GIVEN ENTRIES:
________________________
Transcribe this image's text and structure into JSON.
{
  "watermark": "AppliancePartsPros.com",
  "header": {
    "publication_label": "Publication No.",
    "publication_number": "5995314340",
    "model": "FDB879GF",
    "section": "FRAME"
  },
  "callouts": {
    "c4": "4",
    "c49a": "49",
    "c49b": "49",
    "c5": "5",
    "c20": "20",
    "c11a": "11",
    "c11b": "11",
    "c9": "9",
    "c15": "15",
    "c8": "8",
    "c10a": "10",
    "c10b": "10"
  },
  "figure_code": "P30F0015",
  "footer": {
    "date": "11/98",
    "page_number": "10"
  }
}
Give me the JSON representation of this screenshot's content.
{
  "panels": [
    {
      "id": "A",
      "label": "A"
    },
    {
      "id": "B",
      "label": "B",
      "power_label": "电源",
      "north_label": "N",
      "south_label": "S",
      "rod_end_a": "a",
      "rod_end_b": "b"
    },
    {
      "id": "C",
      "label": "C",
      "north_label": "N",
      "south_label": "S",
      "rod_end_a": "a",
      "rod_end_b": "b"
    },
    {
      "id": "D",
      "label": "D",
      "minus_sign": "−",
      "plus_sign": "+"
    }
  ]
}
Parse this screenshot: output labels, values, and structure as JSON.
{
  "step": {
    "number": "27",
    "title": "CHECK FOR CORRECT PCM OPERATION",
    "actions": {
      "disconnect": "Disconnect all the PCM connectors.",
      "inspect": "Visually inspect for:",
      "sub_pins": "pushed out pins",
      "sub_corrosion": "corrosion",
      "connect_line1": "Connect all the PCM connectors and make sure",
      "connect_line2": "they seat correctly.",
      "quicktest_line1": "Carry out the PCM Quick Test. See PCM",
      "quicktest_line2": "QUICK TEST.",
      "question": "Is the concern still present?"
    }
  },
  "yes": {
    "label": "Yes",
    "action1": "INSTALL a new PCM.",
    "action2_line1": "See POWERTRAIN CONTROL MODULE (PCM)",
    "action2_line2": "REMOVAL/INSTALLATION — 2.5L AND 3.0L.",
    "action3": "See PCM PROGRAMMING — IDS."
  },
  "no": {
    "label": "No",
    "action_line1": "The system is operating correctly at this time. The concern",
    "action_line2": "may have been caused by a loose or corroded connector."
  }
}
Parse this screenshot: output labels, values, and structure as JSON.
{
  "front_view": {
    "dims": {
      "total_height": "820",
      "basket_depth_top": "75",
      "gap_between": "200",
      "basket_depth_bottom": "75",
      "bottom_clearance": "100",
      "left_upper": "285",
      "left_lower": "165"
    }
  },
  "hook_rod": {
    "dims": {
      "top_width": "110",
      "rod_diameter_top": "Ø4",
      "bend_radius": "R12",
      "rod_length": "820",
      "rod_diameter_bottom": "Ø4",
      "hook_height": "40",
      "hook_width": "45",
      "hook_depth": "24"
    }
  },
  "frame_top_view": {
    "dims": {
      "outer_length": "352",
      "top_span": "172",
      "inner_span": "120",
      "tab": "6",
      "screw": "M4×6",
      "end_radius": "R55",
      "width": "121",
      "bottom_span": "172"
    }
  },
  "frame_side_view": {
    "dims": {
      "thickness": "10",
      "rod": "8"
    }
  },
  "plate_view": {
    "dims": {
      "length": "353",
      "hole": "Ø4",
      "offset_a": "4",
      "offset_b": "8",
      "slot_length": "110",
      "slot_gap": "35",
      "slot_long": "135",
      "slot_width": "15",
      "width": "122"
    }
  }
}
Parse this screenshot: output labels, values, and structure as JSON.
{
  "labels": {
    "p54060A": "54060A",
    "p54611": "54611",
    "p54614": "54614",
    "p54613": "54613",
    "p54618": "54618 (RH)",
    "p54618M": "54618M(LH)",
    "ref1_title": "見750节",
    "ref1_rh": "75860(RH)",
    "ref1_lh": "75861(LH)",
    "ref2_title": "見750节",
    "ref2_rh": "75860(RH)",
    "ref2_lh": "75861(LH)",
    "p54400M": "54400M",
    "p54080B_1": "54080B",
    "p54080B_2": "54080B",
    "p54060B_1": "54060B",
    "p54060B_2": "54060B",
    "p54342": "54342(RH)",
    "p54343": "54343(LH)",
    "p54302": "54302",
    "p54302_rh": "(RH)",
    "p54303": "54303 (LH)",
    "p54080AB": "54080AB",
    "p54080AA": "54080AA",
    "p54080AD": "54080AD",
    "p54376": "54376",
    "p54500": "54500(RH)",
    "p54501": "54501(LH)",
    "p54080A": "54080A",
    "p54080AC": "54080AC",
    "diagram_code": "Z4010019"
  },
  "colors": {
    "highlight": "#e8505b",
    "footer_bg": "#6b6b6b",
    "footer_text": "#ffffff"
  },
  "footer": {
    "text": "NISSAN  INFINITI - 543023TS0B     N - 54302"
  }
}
________________________
SET EXERCISE: Reproduce every line above without error.

REPLY TO THE EXERCISE:
Transcribe this image's text and structure into JSON.
{
  "watermark": "AppliancePartsPros.com",
  "header": {
    "publication_label": "Publication No.",
    "publication_number": "5995314340",
    "model": "FDB879GF",
    "section": "FRAME"
  },
  "callouts": {
    "c4": "4",
    "c49a": "49",
    "c49b": "49",
    "c5": "5",
    "c20": "20",
    "c11a": "11",
    "c11b": "11",
    "c9": "9",
    "c15": "15",
    "c8": "8",
    "c10a": "10",
    "c10b": "10"
  },
  "figure_code": "P30F0015",
  "footer": {
    "date": "11/98",
    "page_number": "10"
  }
}
Give me the JSON representation of this screenshot's content.
{
  "panels": [
    {
      "id": "A",
      "label": "A"
    },
    {
      "id": "B",
      "label": "B",
      "power_label": "电源",
      "north_label": "N",
      "south_label": "S",
      "rod_end_a": "a",
      "rod_end_b": "b"
    },
    {
      "id": "C",
      "label": "C",
      "north_label": "N",
      "south_label": "S",
      "rod_end_a": "a",
      "rod_end_b": "b"
    },
    {
      "id": "D",
      "label": "D",
      "minus_sign": "−",
      "plus_sign": "+"
    }
  ]
}
Parse this screenshot: output labels, values, and structure as JSON.
{
  "step": {
    "number": "27",
    "title": "CHECK FOR CORRECT PCM OPERATION",
    "actions": {
      "disconnect": "Disconnect all the PCM connectors.",
      "inspect": "Visually inspect for:",
      "sub_pins": "pushed out pins",
      "sub_corrosion": "corrosion",
      "connect_line1": "Connect all the PCM connectors and make sure",
      "connect_line2": "they seat correctly.",
      "quicktest_line1": "Carry out the PCM Quick Test. See PCM",
      "quicktest_line2": "QUICK TEST.",
      "question": "Is the concern still present?"
    }
  },
  "yes": {
    "label": "Yes",
    "action1": "INSTALL a new PCM.",
    "action2_line1": "See POWERTRAIN CONTROL MODULE (PCM)",
    "action2_line2": "REMOVAL/INSTALLATION — 2.5L AND 3.0L.",
    "action3": "See PCM PROGRAMMING — IDS."
  },
  "no": {
    "label": "No",
    "action_line1": "The system is operating correctly at this time. The concern",
    "action_line2": "may have been caused by a loose or corroded connector."
  }
}
Parse this screenshot: output labels, values, and structure as JSON.
{
  "front_view": {
    "dims": {
      "total_height": "820",
      "basket_depth_top": "75",
      "gap_between": "200",
      "basket_depth_bottom": "75",
      "bottom_clearance": "100",
      "left_upper": "285",
      "left_lower": "165"
    }
  },
  "hook_rod": {
    "dims": {
      "top_width": "110",
      "rod_diameter_top": "Ø4",
      "bend_radius": "R12",
      "rod_length": "820",
      "rod_diameter_bottom": "Ø4",
      "hook_height": "40",
      "hook_width": "45",
      "hook_depth": "24"
    }
  },
  "frame_top_view": {
    "dims": {
      "outer_length": "352",
      "top_span": "172",
      "inner_span": "120",
      "tab": "6",
      "screw": "M4×6",
      "end_radius": "R55",
      "width": "121",
      "bottom_span": "172"
    }
  },
  "frame_side_view": {
    "dims": {
      "thickness": "10",
      "rod": "8"
    }
  },
  "plate_view": {
    "dims": {
      "length": "353",
      "hole": "Ø4",
      "offset_a": "4",
      "offset_b": "8",
      "slot_length": "110",
      "slot_gap": "35",
      "slot_long": "135",
      "slot_width": "15",
      "width": "122"
    }
  }
}
Parse this screenshot: output labels, values, and structure as JSON.
{
  "labels": {
    "p54060A": "54060A",
    "p54611": "54611",
    "p54614": "54614",
    "p54613": "54613",
    "p54618": "54618 (RH)",
    "p54618M": "54618M(LH)",
    "ref1_title": "見750节",
    "ref1_rh": "75860(RH)",
    "ref1_lh": "75861(LH)",
    "ref2_title": "見750节",
    "ref2_rh": "75860(RH)",
    "ref2_lh": "75861(LH)",
    "p54400M": "54400M",
    "p54080B_1": "54080B",
    "p54080B_2": "54080B",
    "p54060B_1": "54060B",
    "p54060B_2": "54060B",
    "p54342": "54342(RH)",
    "p54343": "54343(LH)",
    "p54302": "54302",
    "p54302_rh": "(RH)",
    "p54303": "54303 (LH)",
    "p54080AB": "54080AB",
    "p54080AA": "54080AA",
    "p54080AD": "54080AD",
    "p54376": "54376",
    "p54500": "54500(RH)",
    "p54501": "54501(LH)",
    "p54080A": "54080A",
    "p54080AC": "54080AC",
    "diagram_code": "Z4010019"
  },
  "colors": {
    "highlight": "#e8505b",
    "footer_bg": "#6b6b6b",
    "footer_text": "#ffffff"
  },
  "footer": {
    "text": "NISSAN  INFINITI - 543023TS0B     N - 54302"
  }
}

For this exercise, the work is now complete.